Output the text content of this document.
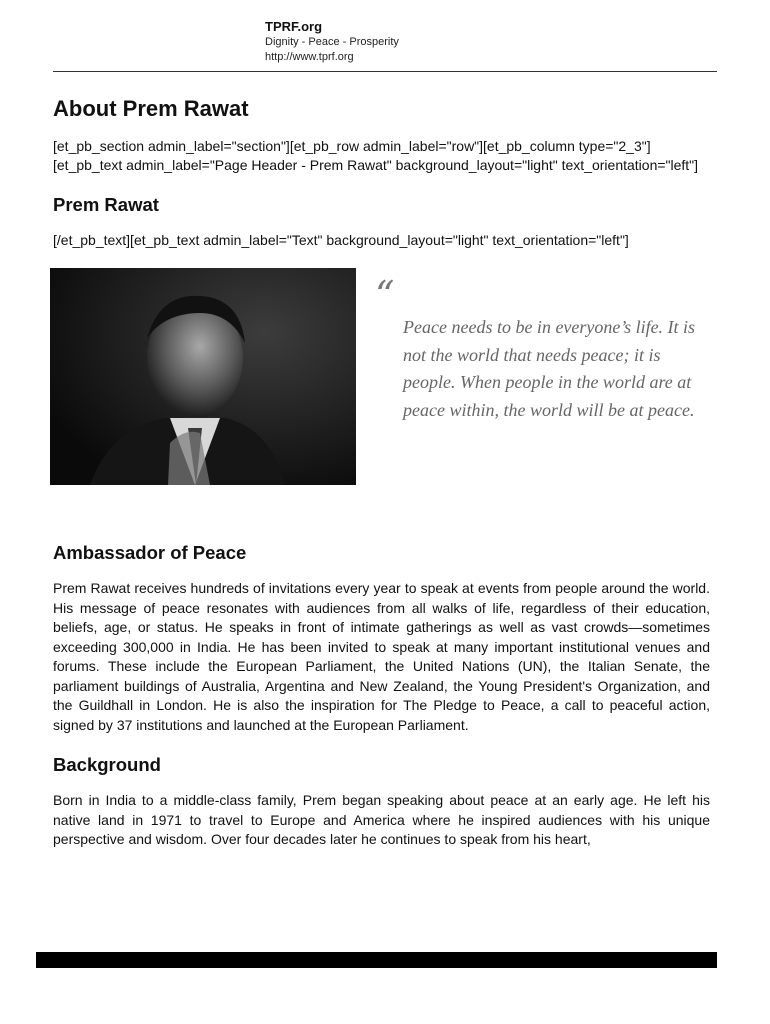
TPRF.org

Dignity - Peace - Prosperity

http://www.tprf.org

About Prem Rawat

[et_pb_section admin_label="section"][et_pb_row admin_label="row"][et_pb_column type="2_3"][et_pb_text admin_label="Page Header - Prem Rawat" background_layout="light" text_orientation="left"]

Prem Rawat

[/et_pb_text][et_pb_text admin_label="Text" background_layout="light" text_orientation="left"]

“

Peace needs to be in everyone’s life. It is not the world that needs peace; it is people. When people in the world are at peace within, the world will be at peace.

Ambassador of Peace

Prem Rawat receives hundreds of invitations every year to speak at events from people around the world. His message of peace resonates with audiences from all walks of life, regardless of their education, beliefs, age, or status. He speaks in front of intimate gatherings as well as vast crowds—sometimes exceeding 300,000 in India. He has been invited to speak at many important institutional venues and forums. These include the European Parliament, the United Nations (UN), the Italian Senate, the parliament buildings of Australia, Argentina and New Zealand, the Young President's Organization, and the Guildhall in London. He is also the inspiration for The Pledge to Peace, a call to peaceful action, signed by 37 institutions and launched at the European Parliament.

Background

Born in India to a middle-class family, Prem began speaking about peace at an early age. He left his native land in 1971 to travel to Europe and America where he inspired audiences with his unique perspective and wisdom. Over four decades later he continues to speak from his heart,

● ● ● ●

# Exercise description
Print all the records again exactly; do not include any picture.

# Worked solution
Output the text content of this document.
TPRF.org

Dignity - Peace - Prosperity

http://www.tprf.org

About Prem Rawat

[et_pb_section admin_label="section"][et_pb_row admin_label="row"][et_pb_column type="2_3"][et_pb_text admin_label="Page Header - Prem Rawat" background_layout="light" text_orientation="left"]

Prem Rawat

[/et_pb_text][et_pb_text admin_label="Text" background_layout="light" text_orientation="left"]

“

Peace needs to be in everyone’s life. It is not the world that needs peace; it is people. When people in the world are at peace within, the world will be at peace.

Ambassador of Peace

Prem Rawat receives hundreds of invitations every year to speak at events from people around the world. His message of peace resonates with audiences from all walks of life, regardless of their education, beliefs, age, or status. He speaks in front of intimate gatherings as well as vast crowds—sometimes exceeding 300,000 in India. He has been invited to speak at many important institutional venues and forums. These include the European Parliament, the United Nations (UN), the Italian Senate, the parliament buildings of Australia, Argentina and New Zealand, the Young President's Organization, and the Guildhall in London. He is also the inspiration for The Pledge to Peace, a call to peaceful action, signed by 37 institutions and launched at the European Parliament.

Background

Born in India to a middle-class family, Prem began speaking about peace at an early age. He left his native land in 1971 to travel to Europe and America where he inspired audiences with his unique perspective and wisdom. Over four decades later he continues to speak from his heart,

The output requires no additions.